STATED EXERCISE: Which lines below hold the word "Также"? Copy all of them.

RECORDED DATA:
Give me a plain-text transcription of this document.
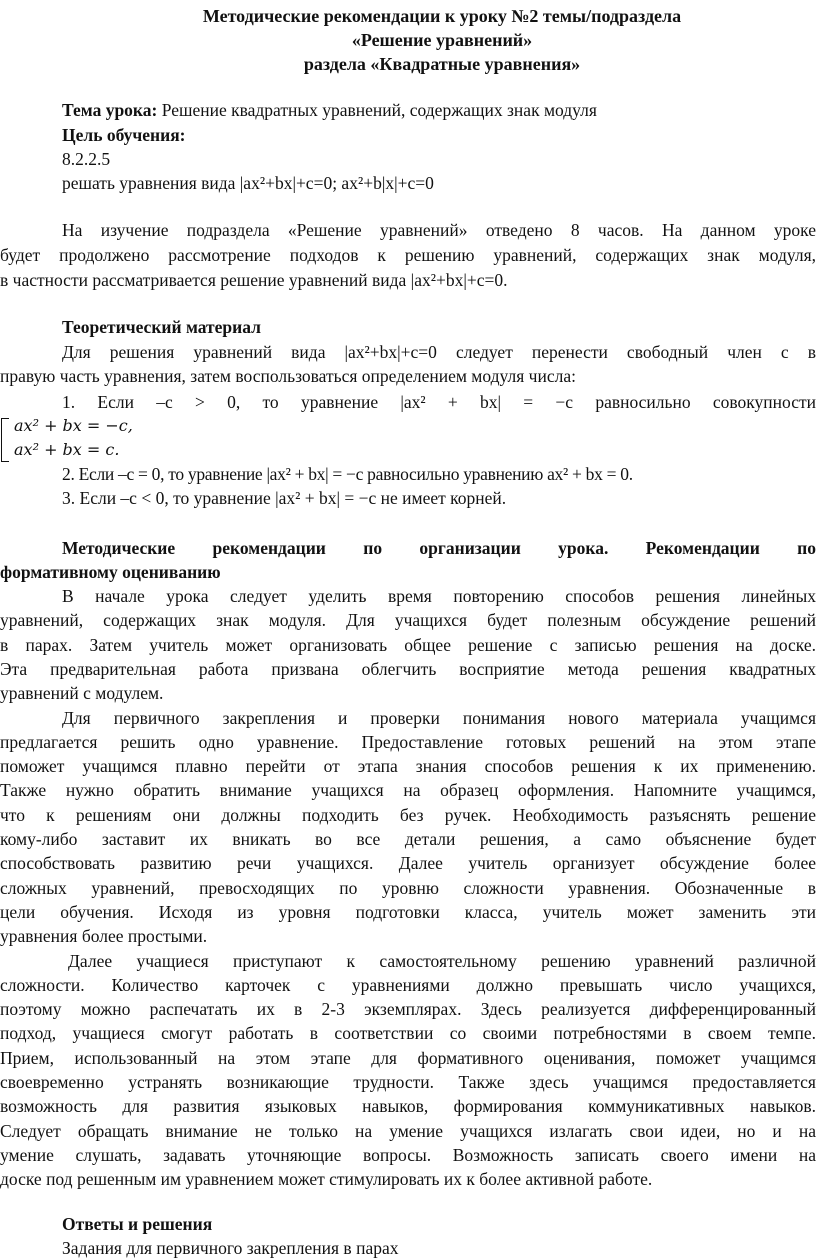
Методические рекомендации к уроку №2 темы/подраздела
«Решение уравнений»
раздела «Квадратные уравнения»
Тема урока: Решение квадратных уравнений, содержащих знак модуля
Цель обучения:
8.2.2.5
решать уравнения вида |ax²+bx|+c=0; ax²+b|x|+c=0
На изучение подраздела «Решение уравнений» отведено 8 часов. На данном уроке
будет продолжено рассмотрение подходов к решению уравнений, содержащих знак модуля,
в частности рассматривается решение уравнений вида |ax²+bx|+c=0.
Теоретический материал
Для решения уравнений вида |ax²+bx|+c=0 следует перенести свободный член c в
правую часть уравнения, затем воспользоваться определением модуля числа:
1. Если –c > 0, то уравнение |ax² + bx| = −c равносильно совокупности
ax² + bx = −c,
ax² + bx = c.
2. Если –c = 0, то уравнение |ax² + bx| = −c равносильно уравнению ax² + bx = 0.
3. Если –c < 0, то уравнение |ax² + bx| = −c не имеет корней.
Методические рекомендации по организации урока. Рекомендации по
формативному оцениванию
В начале урока следует уделить время повторению способов решения линейных
уравнений, содержащих знак модуля. Для учащихся будет полезным обсуждение решений
в парах. Затем учитель может организовать общее решение с записью решения на доске.
Эта предварительная работа призвана облегчить восприятие метода решения квадратных
уравнений с модулем.
Для первичного закрепления и проверки понимания нового материала учащимся
предлагается решить одно уравнение. Предоставление готовых решений на этом этапе
поможет учащимся плавно перейти от этапа знания способов решения к их применению.
Также нужно обратить внимание учащихся на образец оформления. Напомните учащимся,
что к решениям они должны подходить без ручек. Необходимость разъяснять решение
кому-либо заставит их вникать во все детали решения, а само объяснение будет
способствовать развитию речи учащихся. Далее учитель организует обсуждение более
сложных уравнений, превосходящих по уровню сложности уравнения. Обозначенные в
цели обучения. Исходя из уровня подготовки класса, учитель может заменить эти
уравнения более простыми.
Далее учащиеся приступают к самостоятельному решению уравнений различной
сложности. Количество карточек с уравнениями должно превышать число учащихся,
поэтому можно распечатать их в 2-3 экземплярах. Здесь реализуется дифференцированный
подход, учащиеся смогут работать в соответствии со своими потребностями в своем темпе.
Прием, использованный на этом этапе для формативного оценивания, поможет учащимся
своевременно устранять возникающие трудности. Также здесь учащимся предоставляется
возможность для развития языковых навыков, формирования коммуникативных навыков.
Следует обращать внимание не только на умение учащихся излагать свои идеи, но и на
умение слушать, задавать уточняющие вопросы. Возможность записать своего имени на
доске под решенным им уравнением может стимулировать их к более активной работе.
Ответы и решения
Задания для первичного закрепления в парах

ANSWER:
Также нужно обратить внимание учащихся на образец оформления. Напомните учащимся,
своевременно устранять возникающие трудности. Также здесь учащимся предоставляется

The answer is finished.